** Begin Given data **

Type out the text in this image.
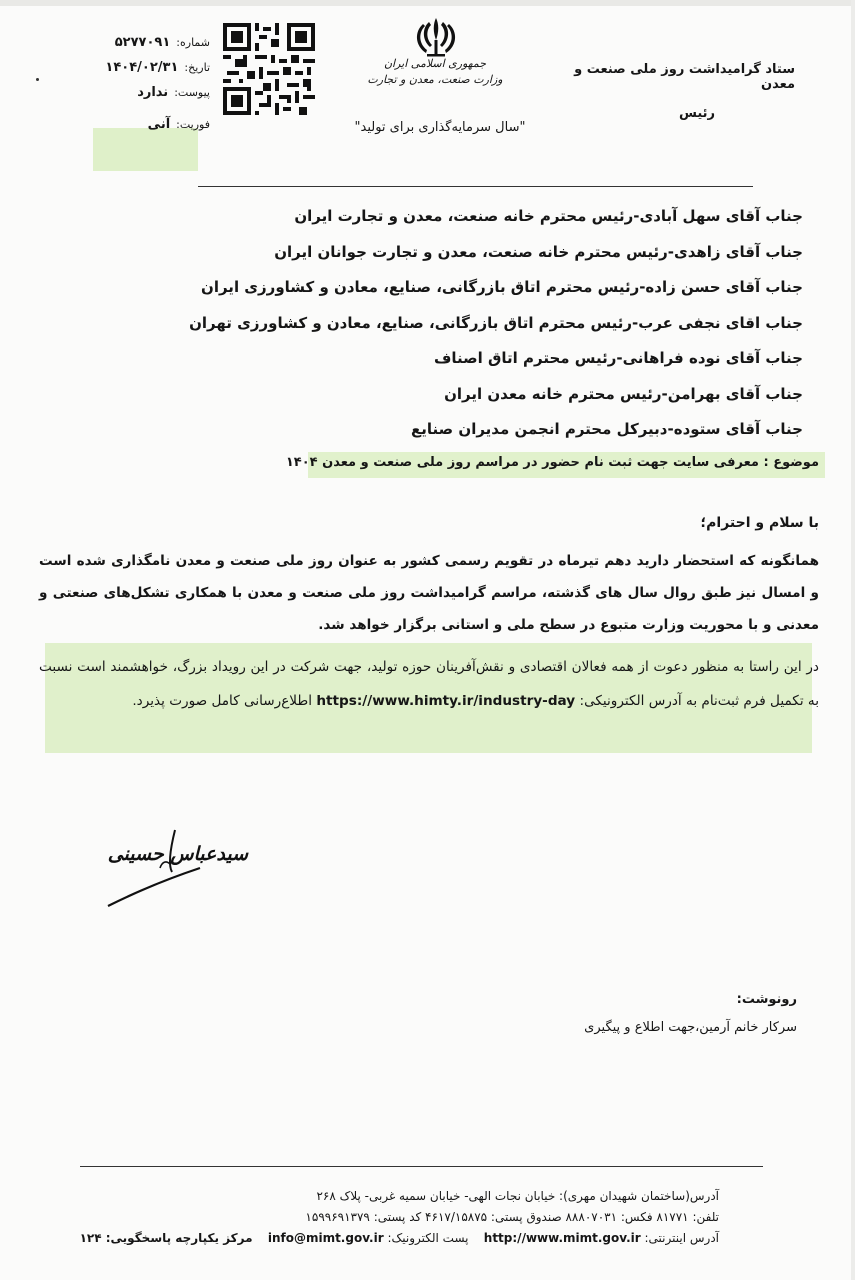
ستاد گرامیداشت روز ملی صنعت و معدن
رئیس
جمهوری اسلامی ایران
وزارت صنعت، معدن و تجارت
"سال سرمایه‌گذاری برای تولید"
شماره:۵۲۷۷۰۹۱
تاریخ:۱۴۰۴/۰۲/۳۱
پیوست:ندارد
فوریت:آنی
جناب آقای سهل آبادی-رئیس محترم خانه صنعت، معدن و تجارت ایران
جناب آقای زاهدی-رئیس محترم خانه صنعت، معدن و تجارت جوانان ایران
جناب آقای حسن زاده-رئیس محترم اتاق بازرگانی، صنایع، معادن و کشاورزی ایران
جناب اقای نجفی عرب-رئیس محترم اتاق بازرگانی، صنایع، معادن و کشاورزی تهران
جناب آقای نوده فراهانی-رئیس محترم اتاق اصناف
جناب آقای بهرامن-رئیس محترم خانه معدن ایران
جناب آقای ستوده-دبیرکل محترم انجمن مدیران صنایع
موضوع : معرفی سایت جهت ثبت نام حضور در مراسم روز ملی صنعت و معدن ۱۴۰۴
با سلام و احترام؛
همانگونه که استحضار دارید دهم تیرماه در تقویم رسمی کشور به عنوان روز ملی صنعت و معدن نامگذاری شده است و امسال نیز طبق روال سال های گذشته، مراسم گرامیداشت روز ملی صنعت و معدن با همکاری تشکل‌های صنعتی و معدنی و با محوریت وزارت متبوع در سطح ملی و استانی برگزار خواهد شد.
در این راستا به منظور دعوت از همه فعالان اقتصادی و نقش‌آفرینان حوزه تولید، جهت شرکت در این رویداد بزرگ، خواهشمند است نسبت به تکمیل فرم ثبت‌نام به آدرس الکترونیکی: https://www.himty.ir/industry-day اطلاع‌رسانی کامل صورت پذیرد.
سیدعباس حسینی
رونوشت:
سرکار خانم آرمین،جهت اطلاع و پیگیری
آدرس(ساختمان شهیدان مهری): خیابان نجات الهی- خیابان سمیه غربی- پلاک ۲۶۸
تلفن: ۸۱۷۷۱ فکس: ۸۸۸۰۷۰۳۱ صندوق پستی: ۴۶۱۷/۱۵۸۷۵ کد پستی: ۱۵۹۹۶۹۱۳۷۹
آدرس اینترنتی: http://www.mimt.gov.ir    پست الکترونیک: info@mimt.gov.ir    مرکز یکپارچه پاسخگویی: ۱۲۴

** End Given data **

Set the data above down again exactly as given, with no pictures.

Full output:
Type out the text in this image.
ستاد گرامیداشت روز ملی صنعت و معدن
رئیس
جمهوری اسلامی ایران
وزارت صنعت، معدن و تجارت
"سال سرمایه‌گذاری برای تولید"
شماره:۵۲۷۷۰۹۱
تاریخ:۱۴۰۴/۰۲/۳۱
پیوست:ندارد
فوریت:آنی
جناب آقای سهل آبادی-رئیس محترم خانه صنعت، معدن و تجارت ایران
جناب آقای زاهدی-رئیس محترم خانه صنعت، معدن و تجارت جوانان ایران
جناب آقای حسن زاده-رئیس محترم اتاق بازرگانی، صنایع، معادن و کشاورزی ایران
جناب اقای نجفی عرب-رئیس محترم اتاق بازرگانی، صنایع، معادن و کشاورزی تهران
جناب آقای نوده فراهانی-رئیس محترم اتاق اصناف
جناب آقای بهرامن-رئیس محترم خانه معدن ایران
جناب آقای ستوده-دبیرکل محترم انجمن مدیران صنایع
موضوع : معرفی سایت جهت ثبت نام حضور در مراسم روز ملی صنعت و معدن ۱۴۰۴
با سلام و احترام؛
همانگونه که استحضار دارید دهم تیرماه در تقویم رسمی کشور به عنوان روز ملی صنعت و معدن نامگذاری شده است و امسال نیز طبق روال سال های گذشته، مراسم گرامیداشت روز ملی صنعت و معدن با همکاری تشکل‌های صنعتی و معدنی و با محوریت وزارت متبوع در سطح ملی و استانی برگزار خواهد شد.
در این راستا به منظور دعوت از همه فعالان اقتصادی و نقش‌آفرینان حوزه تولید، جهت شرکت در این رویداد بزرگ، خواهشمند است نسبت به تکمیل فرم ثبت‌نام به آدرس الکترونیکی: https://www.himty.ir/industry-day اطلاع‌رسانی کامل صورت پذیرد.
سیدعباس حسینی
رونوشت:
سرکار خانم آرمین،جهت اطلاع و پیگیری
آدرس(ساختمان شهیدان مهری): خیابان نجات الهی- خیابان سمیه غربی- پلاک ۲۶۸
تلفن: ۸۱۷۷۱ فکس: ۸۸۸۰۷۰۳۱ صندوق پستی: ۴۶۱۷/۱۵۸۷۵ کد پستی: ۱۵۹۹۶۹۱۳۷۹
آدرس اینترنتی: http://www.mimt.gov.ir    پست الکترونیک: info@mimt.gov.ir    مرکز یکپارچه پاسخگویی: ۱۲۴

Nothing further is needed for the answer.